▶ _Source extract_:
[BEGIN]
Catherine flew in that Wednesday after the London/Dublin trip to get to Rome before we flew out for Greece on Thursday night. We ended up hanging out and making dinner Wednesday night so that we could wake up early so that Catherine could get some initial Roman sightseeing in.

I got out of art history and met her back at my apartment, and from there we checked out the market at Campo di Fiore, walking around the vendors selling different kinds of pasta and spices and sauces. Then I showed her Piazza Navona and the Pantheon on our way to get really delicious pizza at Largo Argentina. I ordered the pumpkin prosciutto pizza, and she ordered the margherita pizza and we sat on the piazza fences bordering the site of Julius Caesar's murder (now nicknamed "the cat sanctuary"). It was luckily a beautiful day, so we walked all the way to the Colosseo metro stop where she got some pictures and we headed home to make sure we were all packed. We came back to the apartment with a nice little early birthday surprise from Anna, packed with our favorite beer and prosecco and a lot of candy! So nice.

We left for our evening flight and grabbed a bunch of snacks in the airport, including these paprika Pringles that are apparently really popular here. Now we're all obsessed. Thank god we were flying with Alitalia, an actual legitimate airline that assigned seats first and we didn't have to stand in line for an hour reserving our spot.
[END]
Element location data:
[BEGIN]
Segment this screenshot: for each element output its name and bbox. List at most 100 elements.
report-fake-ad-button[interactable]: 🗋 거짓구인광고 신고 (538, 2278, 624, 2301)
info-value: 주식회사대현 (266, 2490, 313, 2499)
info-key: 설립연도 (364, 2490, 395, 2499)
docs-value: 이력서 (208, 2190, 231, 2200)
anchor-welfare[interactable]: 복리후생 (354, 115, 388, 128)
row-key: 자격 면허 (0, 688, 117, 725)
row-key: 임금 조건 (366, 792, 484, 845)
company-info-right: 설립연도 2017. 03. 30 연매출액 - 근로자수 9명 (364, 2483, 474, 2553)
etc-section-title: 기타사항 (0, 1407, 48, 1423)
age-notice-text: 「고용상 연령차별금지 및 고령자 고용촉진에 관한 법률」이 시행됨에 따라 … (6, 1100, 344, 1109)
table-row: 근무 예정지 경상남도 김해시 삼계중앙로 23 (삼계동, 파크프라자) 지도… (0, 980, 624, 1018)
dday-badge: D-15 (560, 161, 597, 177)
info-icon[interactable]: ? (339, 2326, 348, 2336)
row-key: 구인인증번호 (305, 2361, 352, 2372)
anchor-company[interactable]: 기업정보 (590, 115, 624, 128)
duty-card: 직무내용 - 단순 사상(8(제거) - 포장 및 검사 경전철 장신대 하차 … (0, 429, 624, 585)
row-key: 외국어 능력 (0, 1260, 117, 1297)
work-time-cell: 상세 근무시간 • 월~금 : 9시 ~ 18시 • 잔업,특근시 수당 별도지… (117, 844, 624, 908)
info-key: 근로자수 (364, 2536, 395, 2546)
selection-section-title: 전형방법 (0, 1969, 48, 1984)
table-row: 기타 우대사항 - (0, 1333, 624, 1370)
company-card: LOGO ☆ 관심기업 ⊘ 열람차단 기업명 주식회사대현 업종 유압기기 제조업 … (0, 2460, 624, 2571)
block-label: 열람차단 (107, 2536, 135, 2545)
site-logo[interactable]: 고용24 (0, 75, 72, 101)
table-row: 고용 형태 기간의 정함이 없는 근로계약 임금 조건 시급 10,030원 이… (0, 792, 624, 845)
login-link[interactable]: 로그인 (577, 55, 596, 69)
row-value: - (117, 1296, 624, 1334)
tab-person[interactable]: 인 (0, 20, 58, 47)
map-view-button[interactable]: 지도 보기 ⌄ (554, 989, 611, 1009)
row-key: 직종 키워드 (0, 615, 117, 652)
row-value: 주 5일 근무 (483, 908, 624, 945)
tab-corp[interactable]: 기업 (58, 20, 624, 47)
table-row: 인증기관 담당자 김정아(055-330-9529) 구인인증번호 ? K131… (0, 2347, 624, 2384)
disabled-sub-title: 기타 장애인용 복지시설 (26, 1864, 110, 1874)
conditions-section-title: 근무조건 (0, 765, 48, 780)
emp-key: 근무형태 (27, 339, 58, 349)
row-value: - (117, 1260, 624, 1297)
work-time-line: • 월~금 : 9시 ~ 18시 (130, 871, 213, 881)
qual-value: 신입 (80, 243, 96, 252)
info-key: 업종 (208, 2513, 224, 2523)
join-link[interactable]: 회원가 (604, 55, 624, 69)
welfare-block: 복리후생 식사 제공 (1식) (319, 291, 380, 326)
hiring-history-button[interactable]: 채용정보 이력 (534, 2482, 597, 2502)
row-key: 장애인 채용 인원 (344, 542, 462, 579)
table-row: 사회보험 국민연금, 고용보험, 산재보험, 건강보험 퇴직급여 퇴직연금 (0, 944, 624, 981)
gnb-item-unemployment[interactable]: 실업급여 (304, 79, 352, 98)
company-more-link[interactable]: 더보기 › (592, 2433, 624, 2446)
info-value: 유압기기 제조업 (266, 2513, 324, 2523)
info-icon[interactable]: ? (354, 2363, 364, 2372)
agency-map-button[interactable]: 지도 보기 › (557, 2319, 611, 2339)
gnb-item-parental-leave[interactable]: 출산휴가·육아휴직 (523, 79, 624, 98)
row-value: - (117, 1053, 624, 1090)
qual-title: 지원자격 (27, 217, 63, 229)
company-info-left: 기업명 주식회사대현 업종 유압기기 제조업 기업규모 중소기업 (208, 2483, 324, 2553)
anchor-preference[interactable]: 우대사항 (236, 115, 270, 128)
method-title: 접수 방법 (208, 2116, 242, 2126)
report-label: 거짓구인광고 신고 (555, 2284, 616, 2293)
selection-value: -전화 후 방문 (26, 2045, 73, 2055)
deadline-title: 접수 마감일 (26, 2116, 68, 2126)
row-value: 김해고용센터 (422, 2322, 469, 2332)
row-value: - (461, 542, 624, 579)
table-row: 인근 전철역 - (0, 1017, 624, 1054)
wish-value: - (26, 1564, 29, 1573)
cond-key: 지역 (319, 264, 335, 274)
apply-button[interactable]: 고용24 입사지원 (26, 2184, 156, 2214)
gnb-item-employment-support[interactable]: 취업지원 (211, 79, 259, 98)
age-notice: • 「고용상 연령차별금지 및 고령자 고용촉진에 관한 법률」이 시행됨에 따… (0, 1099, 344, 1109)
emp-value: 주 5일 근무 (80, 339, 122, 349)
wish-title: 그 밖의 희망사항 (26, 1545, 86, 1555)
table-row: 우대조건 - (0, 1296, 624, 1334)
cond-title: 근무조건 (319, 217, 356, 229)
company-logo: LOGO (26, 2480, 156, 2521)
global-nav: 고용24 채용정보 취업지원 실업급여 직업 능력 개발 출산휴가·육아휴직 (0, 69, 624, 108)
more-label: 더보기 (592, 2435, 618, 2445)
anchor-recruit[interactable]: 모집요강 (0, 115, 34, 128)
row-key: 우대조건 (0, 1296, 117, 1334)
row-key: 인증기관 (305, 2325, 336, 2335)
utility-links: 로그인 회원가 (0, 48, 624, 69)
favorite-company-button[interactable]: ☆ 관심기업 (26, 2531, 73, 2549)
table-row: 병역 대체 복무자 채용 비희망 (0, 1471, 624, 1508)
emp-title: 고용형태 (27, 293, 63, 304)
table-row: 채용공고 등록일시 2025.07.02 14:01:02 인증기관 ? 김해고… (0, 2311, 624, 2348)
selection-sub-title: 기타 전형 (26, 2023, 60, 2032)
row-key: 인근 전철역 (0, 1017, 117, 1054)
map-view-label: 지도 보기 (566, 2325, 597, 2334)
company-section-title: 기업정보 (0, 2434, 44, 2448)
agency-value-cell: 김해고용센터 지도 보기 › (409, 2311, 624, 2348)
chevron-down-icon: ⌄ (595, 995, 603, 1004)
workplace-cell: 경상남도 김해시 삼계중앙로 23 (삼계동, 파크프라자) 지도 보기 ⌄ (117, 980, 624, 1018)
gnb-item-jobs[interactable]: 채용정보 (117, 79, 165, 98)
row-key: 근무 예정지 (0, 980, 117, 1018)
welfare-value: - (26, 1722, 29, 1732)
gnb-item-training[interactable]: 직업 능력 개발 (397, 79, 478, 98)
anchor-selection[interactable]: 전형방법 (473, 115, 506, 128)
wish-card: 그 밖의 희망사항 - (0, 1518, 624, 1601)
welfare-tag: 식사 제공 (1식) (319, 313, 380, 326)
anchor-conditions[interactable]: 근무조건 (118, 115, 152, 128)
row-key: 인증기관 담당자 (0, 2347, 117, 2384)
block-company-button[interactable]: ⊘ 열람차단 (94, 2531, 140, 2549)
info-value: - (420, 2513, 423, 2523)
[END]
▶ _Set problem_: From the Rome travel account, reproduce word for word the part that opens with the words containing "I got out of" and closes with "candy! So nice.".

▶ _Finished exercise_:
I got out of art history and met her back at my apartment, and from there we checked out the market at Campo di Fiore, walking around the vendors selling different kinds of pasta and spices and sauces. Then I showed her Piazza Navona and the Pantheon on our way to get really delicious pizza at Largo Argentina. I ordered the pumpkin prosciutto pizza, and she ordered the margherita pizza and we sat on the piazza fences bordering the site of Julius Caesar's murder (now nicknamed "the cat sanctuary"). It was luckily a beautiful day, so we walked all the way to the Colosseo metro stop where she got some pictures and we headed home to make sure we were all packed. We came back to the apartment with a nice little early birthday surprise from Anna, packed with our favorite beer and prosecco and a lot of candy! So nice.